Data listing
## start

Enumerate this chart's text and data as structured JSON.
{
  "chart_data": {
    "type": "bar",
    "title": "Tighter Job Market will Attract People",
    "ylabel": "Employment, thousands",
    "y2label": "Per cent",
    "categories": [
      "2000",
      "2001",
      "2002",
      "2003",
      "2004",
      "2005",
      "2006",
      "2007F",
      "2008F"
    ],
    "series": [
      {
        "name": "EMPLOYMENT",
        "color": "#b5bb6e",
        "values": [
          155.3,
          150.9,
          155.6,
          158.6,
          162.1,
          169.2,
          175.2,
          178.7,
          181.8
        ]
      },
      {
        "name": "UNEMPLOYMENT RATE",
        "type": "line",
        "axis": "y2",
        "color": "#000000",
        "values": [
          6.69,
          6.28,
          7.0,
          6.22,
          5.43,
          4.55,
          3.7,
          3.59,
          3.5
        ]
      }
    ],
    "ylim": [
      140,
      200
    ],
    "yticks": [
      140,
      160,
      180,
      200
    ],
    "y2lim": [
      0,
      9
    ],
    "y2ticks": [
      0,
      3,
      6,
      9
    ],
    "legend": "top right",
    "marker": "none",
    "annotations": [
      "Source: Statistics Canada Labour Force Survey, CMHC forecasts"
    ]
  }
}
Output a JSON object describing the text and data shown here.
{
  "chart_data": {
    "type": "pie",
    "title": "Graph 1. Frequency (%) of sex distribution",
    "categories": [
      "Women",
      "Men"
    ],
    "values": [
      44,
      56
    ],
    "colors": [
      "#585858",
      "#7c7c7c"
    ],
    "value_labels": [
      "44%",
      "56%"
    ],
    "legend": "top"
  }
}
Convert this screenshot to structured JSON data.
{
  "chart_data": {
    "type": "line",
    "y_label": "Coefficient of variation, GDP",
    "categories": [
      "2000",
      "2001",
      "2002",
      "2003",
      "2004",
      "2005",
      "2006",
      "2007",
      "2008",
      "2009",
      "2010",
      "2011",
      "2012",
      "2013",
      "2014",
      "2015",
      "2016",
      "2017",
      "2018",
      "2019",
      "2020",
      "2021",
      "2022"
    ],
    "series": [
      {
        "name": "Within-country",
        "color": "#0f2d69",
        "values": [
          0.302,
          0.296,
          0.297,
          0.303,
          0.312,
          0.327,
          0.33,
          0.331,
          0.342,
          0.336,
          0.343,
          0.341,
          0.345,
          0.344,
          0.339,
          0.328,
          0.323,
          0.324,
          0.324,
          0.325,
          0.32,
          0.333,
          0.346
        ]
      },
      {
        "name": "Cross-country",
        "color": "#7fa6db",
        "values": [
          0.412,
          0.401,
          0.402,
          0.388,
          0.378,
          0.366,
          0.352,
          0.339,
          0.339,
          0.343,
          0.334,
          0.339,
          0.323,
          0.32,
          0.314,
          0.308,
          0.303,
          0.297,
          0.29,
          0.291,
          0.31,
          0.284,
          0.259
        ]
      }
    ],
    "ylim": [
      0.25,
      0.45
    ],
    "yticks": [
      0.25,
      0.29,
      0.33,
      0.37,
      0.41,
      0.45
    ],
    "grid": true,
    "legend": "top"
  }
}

## end

**Stated problem:** Reproduce the material in full, with no word added or dropped.

**Reply to the exercise:**
Enumerate this chart's text and data as structured JSON.
{
  "chart_data": {
    "type": "bar",
    "title": "Tighter Job Market will Attract People",
    "ylabel": "Employment, thousands",
    "y2label": "Per cent",
    "categories": [
      "2000",
      "2001",
      "2002",
      "2003",
      "2004",
      "2005",
      "2006",
      "2007F",
      "2008F"
    ],
    "series": [
      {
        "name": "EMPLOYMENT",
        "color": "#b5bb6e",
        "values": [
          155.3,
          150.9,
          155.6,
          158.6,
          162.1,
          169.2,
          175.2,
          178.7,
          181.8
        ]
      },
      {
        "name": "UNEMPLOYMENT RATE",
        "type": "line",
        "axis": "y2",
        "color": "#000000",
        "values": [
          6.69,
          6.28,
          7.0,
          6.22,
          5.43,
          4.55,
          3.7,
          3.59,
          3.5
        ]
      }
    ],
    "ylim": [
      140,
      200
    ],
    "yticks": [
      140,
      160,
      180,
      200
    ],
    "y2lim": [
      0,
      9
    ],
    "y2ticks": [
      0,
      3,
      6,
      9
    ],
    "legend": "top right",
    "marker": "none",
    "annotations": [
      "Source: Statistics Canada Labour Force Survey, CMHC forecasts"
    ]
  }
}
Output a JSON object describing the text and data shown here.
{
  "chart_data": {
    "type": "pie",
    "title": "Graph 1. Frequency (%) of sex distribution",
    "categories": [
      "Women",
      "Men"
    ],
    "values": [
      44,
      56
    ],
    "colors": [
      "#585858",
      "#7c7c7c"
    ],
    "value_labels": [
      "44%",
      "56%"
    ],
    "legend": "top"
  }
}
Convert this screenshot to structured JSON data.
{
  "chart_data": {
    "type": "line",
    "y_label": "Coefficient of variation, GDP",
    "categories": [
      "2000",
      "2001",
      "2002",
      "2003",
      "2004",
      "2005",
      "2006",
      "2007",
      "2008",
      "2009",
      "2010",
      "2011",
      "2012",
      "2013",
      "2014",
      "2015",
      "2016",
      "2017",
      "2018",
      "2019",
      "2020",
      "2021",
      "2022"
    ],
    "series": [
      {
        "name": "Within-country",
        "color": "#0f2d69",
        "values": [
          0.302,
          0.296,
          0.297,
          0.303,
          0.312,
          0.327,
          0.33,
          0.331,
          0.342,
          0.336,
          0.343,
          0.341,
          0.345,
          0.344,
          0.339,
          0.328,
          0.323,
          0.324,
          0.324,
          0.325,
          0.32,
          0.333,
          0.346
        ]
      },
      {
        "name": "Cross-country",
        "color": "#7fa6db",
        "values": [
          0.412,
          0.401,
          0.402,
          0.388,
          0.378,
          0.366,
          0.352,
          0.339,
          0.339,
          0.343,
          0.334,
          0.339,
          0.323,
          0.32,
          0.314,
          0.308,
          0.303,
          0.297,
          0.29,
          0.291,
          0.31,
          0.284,
          0.259
        ]
      }
    ],
    "ylim": [
      0.25,
      0.45
    ],
    "yticks": [
      0.25,
      0.29,
      0.33,
      0.37,
      0.41,
      0.45
    ],
    "grid": true,
    "legend": "top"
  }
}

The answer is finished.